> **Task to carry out**: Identify and reproduce every line holding the string "USDJPY".

> **Data for this task**:
=====

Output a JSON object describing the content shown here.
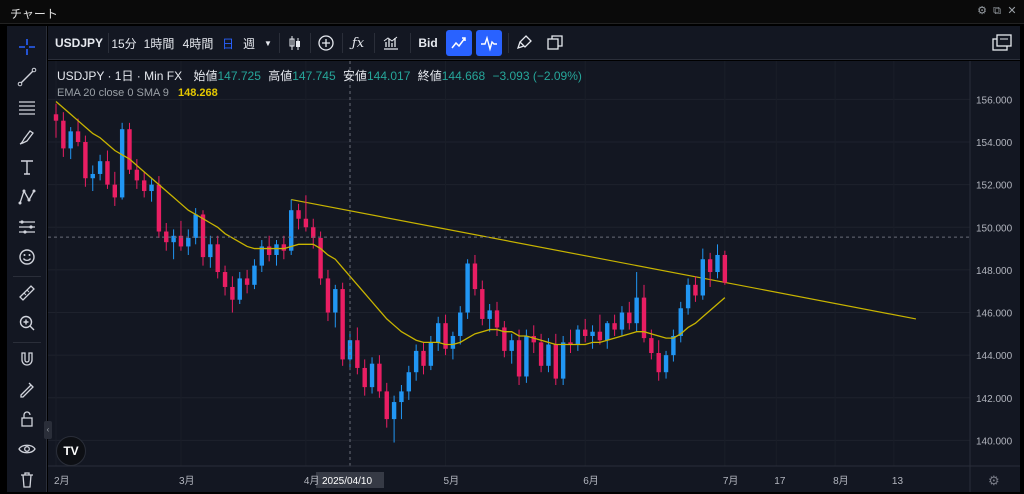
{
  "window": {
    "title": "チャート"
  },
  "toolbar": {
    "symbol": "USDJPY",
    "intervals": [
      "15分",
      "1時間",
      "4時間",
      "日",
      "週"
    ],
    "active_interval": "日",
    "price_type": "Bid",
    "indicator_icon": "fx"
  },
  "legend": {
    "symbol_line": "USDJPY · 1日 · Min FX",
    "open_label": "始値",
    "open": "147.725",
    "high_label": "高値",
    "high": "147.745",
    "low_label": "安値",
    "low": "144.017",
    "close_label": "終値",
    "close": "144.668",
    "change": "−3.093 (−2.09%)",
    "indicator_name": "EMA 20 close 0 SMA 9",
    "indicator_value": "148.268"
  },
  "colors": {
    "up": "#26a69a",
    "up_body": "#2196f3",
    "down": "#e91e63",
    "ema": "#c8b400",
    "trendline": "#c8b400",
    "background": "#131722",
    "accent": "#2962ff"
  },
  "chart_data": {
    "type": "candlestick",
    "y_ticks": [
      "156.000",
      "154.000",
      "152.000",
      "150.000",
      "148.000",
      "146.000",
      "144.000",
      "142.000",
      "140.000"
    ],
    "ylim": [
      138.8,
      157.8
    ],
    "x_ticks": [
      "2月",
      "3月",
      "4月",
      "5月",
      "6月",
      "7月",
      "17",
      "8月",
      "13"
    ],
    "crosshair_date": "2025/04/10",
    "crosshair_price": "149.536",
    "last_price": "147.422",
    "trendline_from": {
      "date": "2025-03-27",
      "value": 151.3
    },
    "trendline_to": {
      "date": "2025-08-14",
      "value": 145.7
    },
    "candles": [
      [
        155.3,
        155.8,
        154.2,
        155.0
      ],
      [
        155.0,
        155.4,
        153.3,
        153.7
      ],
      [
        153.7,
        154.7,
        153.2,
        154.5
      ],
      [
        154.5,
        155.1,
        153.8,
        154.0
      ],
      [
        154.0,
        154.3,
        151.9,
        152.3
      ],
      [
        152.3,
        152.9,
        151.7,
        152.5
      ],
      [
        152.5,
        153.4,
        152.2,
        153.1
      ],
      [
        153.1,
        153.6,
        151.8,
        152.0
      ],
      [
        152.0,
        152.6,
        151.0,
        151.4
      ],
      [
        151.4,
        154.9,
        151.3,
        154.6
      ],
      [
        154.6,
        154.9,
        152.5,
        152.7
      ],
      [
        152.7,
        153.2,
        151.8,
        152.2
      ],
      [
        152.2,
        152.6,
        151.4,
        151.7
      ],
      [
        151.7,
        152.3,
        151.2,
        152.0
      ],
      [
        152.0,
        152.4,
        149.5,
        149.8
      ],
      [
        149.8,
        150.2,
        148.9,
        149.3
      ],
      [
        149.3,
        149.9,
        148.5,
        149.6
      ],
      [
        149.6,
        150.3,
        148.9,
        149.1
      ],
      [
        149.1,
        149.9,
        148.7,
        149.5
      ],
      [
        149.5,
        150.9,
        149.2,
        150.6
      ],
      [
        150.6,
        150.8,
        148.2,
        148.6
      ],
      [
        148.6,
        149.6,
        148.1,
        149.2
      ],
      [
        149.2,
        149.6,
        147.6,
        147.9
      ],
      [
        147.9,
        148.2,
        146.8,
        147.2
      ],
      [
        147.2,
        147.7,
        146.0,
        146.6
      ],
      [
        146.6,
        147.9,
        146.4,
        147.6
      ],
      [
        147.6,
        148.0,
        146.9,
        147.3
      ],
      [
        147.3,
        148.5,
        147.1,
        148.2
      ],
      [
        148.2,
        149.4,
        147.9,
        149.1
      ],
      [
        149.1,
        149.6,
        148.4,
        148.7
      ],
      [
        148.7,
        149.4,
        148.2,
        149.2
      ],
      [
        149.2,
        149.6,
        148.5,
        148.9
      ],
      [
        148.9,
        151.3,
        148.7,
        150.8
      ],
      [
        150.8,
        151.1,
        149.9,
        150.4
      ],
      [
        150.4,
        151.5,
        149.8,
        150.0
      ],
      [
        150.0,
        150.4,
        149.0,
        149.5
      ],
      [
        149.5,
        149.8,
        147.3,
        147.6
      ],
      [
        147.6,
        148.0,
        145.6,
        146.0
      ],
      [
        146.0,
        147.3,
        145.3,
        147.1
      ],
      [
        147.1,
        147.4,
        143.5,
        143.8
      ],
      [
        143.8,
        145.1,
        143.3,
        144.7
      ],
      [
        144.7,
        145.3,
        143.1,
        143.4
      ],
      [
        143.4,
        143.8,
        142.1,
        142.5
      ],
      [
        142.5,
        143.9,
        142.2,
        143.6
      ],
      [
        143.6,
        144.0,
        142.0,
        142.3
      ],
      [
        142.3,
        142.7,
        140.6,
        141.0
      ],
      [
        141.0,
        142.1,
        139.9,
        141.8
      ],
      [
        141.8,
        142.6,
        141.0,
        142.3
      ],
      [
        142.3,
        143.5,
        141.9,
        143.2
      ],
      [
        143.2,
        144.5,
        142.8,
        144.2
      ],
      [
        144.2,
        144.6,
        143.1,
        143.5
      ],
      [
        143.5,
        144.9,
        143.3,
        144.6
      ],
      [
        144.6,
        145.8,
        144.2,
        145.5
      ],
      [
        145.5,
        145.9,
        144.0,
        144.3
      ],
      [
        144.3,
        145.1,
        143.8,
        144.9
      ],
      [
        144.9,
        146.3,
        144.5,
        146.0
      ],
      [
        146.0,
        148.5,
        145.7,
        148.3
      ],
      [
        148.3,
        148.7,
        146.8,
        147.1
      ],
      [
        147.1,
        147.5,
        145.4,
        145.7
      ],
      [
        145.7,
        146.4,
        145.1,
        146.1
      ],
      [
        146.1,
        146.5,
        144.9,
        145.3
      ],
      [
        145.3,
        145.6,
        143.9,
        144.2
      ],
      [
        144.2,
        145.0,
        143.6,
        144.7
      ],
      [
        144.7,
        145.2,
        142.6,
        143.0
      ],
      [
        143.0,
        145.2,
        142.7,
        144.9
      ],
      [
        144.9,
        145.4,
        144.1,
        144.6
      ],
      [
        144.6,
        145.0,
        143.2,
        143.5
      ],
      [
        143.5,
        144.8,
        143.2,
        144.5
      ],
      [
        144.5,
        145.0,
        142.6,
        142.9
      ],
      [
        142.9,
        144.9,
        142.6,
        144.6
      ],
      [
        144.6,
        145.2,
        144.1,
        144.5
      ],
      [
        144.5,
        145.4,
        144.2,
        145.2
      ],
      [
        145.2,
        145.7,
        144.6,
        144.9
      ],
      [
        144.9,
        145.4,
        144.3,
        145.1
      ],
      [
        145.1,
        145.9,
        144.5,
        144.7
      ],
      [
        144.7,
        145.6,
        144.3,
        145.5
      ],
      [
        145.5,
        145.9,
        144.9,
        145.2
      ],
      [
        145.2,
        146.3,
        144.9,
        146.0
      ],
      [
        146.0,
        146.5,
        145.2,
        145.5
      ],
      [
        145.5,
        147.9,
        145.1,
        146.7
      ],
      [
        146.7,
        147.3,
        144.6,
        144.8
      ],
      [
        144.8,
        145.2,
        143.8,
        144.1
      ],
      [
        144.1,
        144.7,
        142.8,
        143.2
      ],
      [
        143.2,
        144.2,
        142.9,
        144.0
      ],
      [
        144.0,
        145.2,
        143.7,
        144.9
      ],
      [
        144.9,
        146.5,
        144.6,
        146.2
      ],
      [
        146.2,
        147.6,
        145.9,
        147.3
      ],
      [
        147.3,
        147.7,
        146.5,
        146.8
      ],
      [
        146.8,
        149.0,
        146.6,
        148.5
      ],
      [
        148.5,
        148.8,
        147.2,
        147.9
      ],
      [
        147.9,
        149.2,
        147.6,
        148.7
      ],
      [
        148.7,
        148.9,
        147.3,
        147.4
      ]
    ],
    "ema": [
      155.9,
      155.6,
      155.3,
      155.0,
      154.7,
      154.4,
      154.2,
      153.9,
      153.6,
      153.4,
      153.2,
      152.9,
      152.6,
      152.3,
      152.0,
      151.7,
      151.4,
      151.1,
      150.8,
      150.6,
      150.4,
      150.2,
      150.0,
      149.7,
      149.5,
      149.3,
      149.1,
      149.0,
      149.0,
      149.0,
      149.0,
      149.0,
      149.1,
      149.2,
      149.2,
      149.2,
      149.0,
      148.7,
      148.5,
      148.1,
      147.7,
      147.3,
      146.9,
      146.5,
      146.1,
      145.7,
      145.4,
      145.1,
      144.9,
      144.7,
      144.6,
      144.6,
      144.6,
      144.5,
      144.5,
      144.6,
      144.8,
      145.0,
      145.1,
      145.2,
      145.2,
      145.1,
      145.1,
      144.9,
      144.9,
      144.8,
      144.7,
      144.6,
      144.5,
      144.5,
      144.5,
      144.5,
      144.5,
      144.6,
      144.6,
      144.7,
      144.8,
      144.9,
      145.0,
      145.1,
      145.1,
      145.0,
      144.9,
      144.8,
      144.8,
      145.0,
      145.3,
      145.5,
      145.8,
      146.1,
      146.4,
      146.7
    ]
  }
}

=====

> **Answer to the problem**:
    "symbol": "USDJPY",
    "symbol_line": "USDJPY · 1日 · Min FX",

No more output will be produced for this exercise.